## Exercise:
Identify the lines that contain the string "PRITCHARD" and copy all of them.

## Dataset records:
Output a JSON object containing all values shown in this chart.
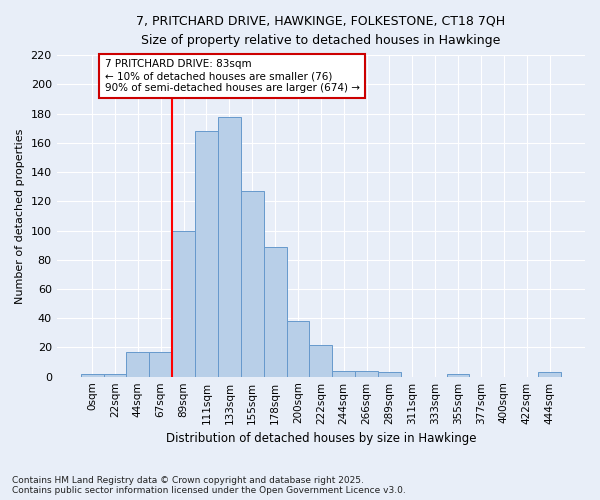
{
  "title_line1": "7, PRITCHARD DRIVE, HAWKINGE, FOLKESTONE, CT18 7QH",
  "title_line2": "Size of property relative to detached houses in Hawkinge",
  "xlabel": "Distribution of detached houses by size in Hawkinge",
  "ylabel": "Number of detached properties",
  "bar_labels": [
    "0sqm",
    "22sqm",
    "44sqm",
    "67sqm",
    "89sqm",
    "111sqm",
    "133sqm",
    "155sqm",
    "178sqm",
    "200sqm",
    "222sqm",
    "244sqm",
    "266sqm",
    "289sqm",
    "311sqm",
    "333sqm",
    "355sqm",
    "377sqm",
    "400sqm",
    "422sqm",
    "444sqm"
  ],
  "bar_values": [
    2,
    2,
    17,
    17,
    100,
    168,
    178,
    127,
    89,
    38,
    22,
    4,
    4,
    3,
    0,
    0,
    2,
    0,
    0,
    0,
    3
  ],
  "bar_color": "#b8cfe8",
  "bar_edge_color": "#6699cc",
  "bg_color": "#e8eef8",
  "grid_color": "#ffffff",
  "red_line_index": 4,
  "annotation_text": "7 PRITCHARD DRIVE: 83sqm\n← 10% of detached houses are smaller (76)\n90% of semi-detached houses are larger (674) →",
  "annotation_box_facecolor": "#ffffff",
  "annotation_box_edgecolor": "#cc0000",
  "footer_line1": "Contains HM Land Registry data © Crown copyright and database right 2025.",
  "footer_line2": "Contains public sector information licensed under the Open Government Licence v3.0.",
  "ylim": [
    0,
    220
  ],
  "yticks": [
    0,
    20,
    40,
    60,
    80,
    100,
    120,
    140,
    160,
    180,
    200,
    220
  ]
}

## Full response:
  "title_line1": "7, PRITCHARD DRIVE, HAWKINGE, FOLKESTONE, CT18 7QH",
  "annotation_text": "7 PRITCHARD DRIVE: 83sqm\n← 10% of detached houses are smaller (76)\n90% of semi-detached houses are larger (674) →",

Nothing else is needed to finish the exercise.